Extracted records:

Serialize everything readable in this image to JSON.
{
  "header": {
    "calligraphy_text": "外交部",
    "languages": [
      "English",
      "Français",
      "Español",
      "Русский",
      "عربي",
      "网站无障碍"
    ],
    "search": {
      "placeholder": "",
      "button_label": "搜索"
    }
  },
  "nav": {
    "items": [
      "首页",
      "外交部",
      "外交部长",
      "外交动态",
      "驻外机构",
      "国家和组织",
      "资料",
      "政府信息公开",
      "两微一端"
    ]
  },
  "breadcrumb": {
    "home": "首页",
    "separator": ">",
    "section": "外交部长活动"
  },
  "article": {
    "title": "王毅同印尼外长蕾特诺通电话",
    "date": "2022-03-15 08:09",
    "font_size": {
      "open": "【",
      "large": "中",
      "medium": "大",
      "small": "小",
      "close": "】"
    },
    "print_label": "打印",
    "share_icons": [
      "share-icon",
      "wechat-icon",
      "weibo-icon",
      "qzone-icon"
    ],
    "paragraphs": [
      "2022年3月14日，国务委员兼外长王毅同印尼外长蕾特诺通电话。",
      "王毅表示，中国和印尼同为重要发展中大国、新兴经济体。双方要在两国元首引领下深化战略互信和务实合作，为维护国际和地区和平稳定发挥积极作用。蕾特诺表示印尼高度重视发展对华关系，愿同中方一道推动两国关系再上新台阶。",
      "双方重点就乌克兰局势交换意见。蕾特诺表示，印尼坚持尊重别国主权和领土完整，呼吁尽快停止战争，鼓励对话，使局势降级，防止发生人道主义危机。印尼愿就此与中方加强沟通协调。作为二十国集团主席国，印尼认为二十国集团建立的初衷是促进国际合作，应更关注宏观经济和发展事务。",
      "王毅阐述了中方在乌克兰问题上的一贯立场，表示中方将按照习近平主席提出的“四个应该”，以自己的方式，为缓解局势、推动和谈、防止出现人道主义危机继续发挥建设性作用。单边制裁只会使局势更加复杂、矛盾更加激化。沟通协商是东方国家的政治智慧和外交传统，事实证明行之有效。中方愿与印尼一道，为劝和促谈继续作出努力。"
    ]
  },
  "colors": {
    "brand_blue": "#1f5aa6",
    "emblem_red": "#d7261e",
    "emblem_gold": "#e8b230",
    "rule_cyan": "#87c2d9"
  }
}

WHAT YOU HAVE TO DO:
Please reproduce every line of the material word for word.

SOLUTION TO THIS TASK:
Serialize everything readable in this image to JSON.
{
  "header": {
    "calligraphy_text": "外交部",
    "languages": [
      "English",
      "Français",
      "Español",
      "Русский",
      "عربي",
      "网站无障碍"
    ],
    "search": {
      "placeholder": "",
      "button_label": "搜索"
    }
  },
  "nav": {
    "items": [
      "首页",
      "外交部",
      "外交部长",
      "外交动态",
      "驻外机构",
      "国家和组织",
      "资料",
      "政府信息公开",
      "两微一端"
    ]
  },
  "breadcrumb": {
    "home": "首页",
    "separator": ">",
    "section": "外交部长活动"
  },
  "article": {
    "title": "王毅同印尼外长蕾特诺通电话",
    "date": "2022-03-15 08:09",
    "font_size": {
      "open": "【",
      "large": "中",
      "medium": "大",
      "small": "小",
      "close": "】"
    },
    "print_label": "打印",
    "share_icons": [
      "share-icon",
      "wechat-icon",
      "weibo-icon",
      "qzone-icon"
    ],
    "paragraphs": [
      "2022年3月14日，国务委员兼外长王毅同印尼外长蕾特诺通电话。",
      "王毅表示，中国和印尼同为重要发展中大国、新兴经济体。双方要在两国元首引领下深化战略互信和务实合作，为维护国际和地区和平稳定发挥积极作用。蕾特诺表示印尼高度重视发展对华关系，愿同中方一道推动两国关系再上新台阶。",
      "双方重点就乌克兰局势交换意见。蕾特诺表示，印尼坚持尊重别国主权和领土完整，呼吁尽快停止战争，鼓励对话，使局势降级，防止发生人道主义危机。印尼愿就此与中方加强沟通协调。作为二十国集团主席国，印尼认为二十国集团建立的初衷是促进国际合作，应更关注宏观经济和发展事务。",
      "王毅阐述了中方在乌克兰问题上的一贯立场，表示中方将按照习近平主席提出的“四个应该”，以自己的方式，为缓解局势、推动和谈、防止出现人道主义危机继续发挥建设性作用。单边制裁只会使局势更加复杂、矛盾更加激化。沟通协商是东方国家的政治智慧和外交传统，事实证明行之有效。中方愿与印尼一道，为劝和促谈继续作出努力。"
    ]
  },
  "colors": {
    "brand_blue": "#1f5aa6",
    "emblem_red": "#d7261e",
    "emblem_gold": "#e8b230",
    "rule_cyan": "#87c2d9"
  }
}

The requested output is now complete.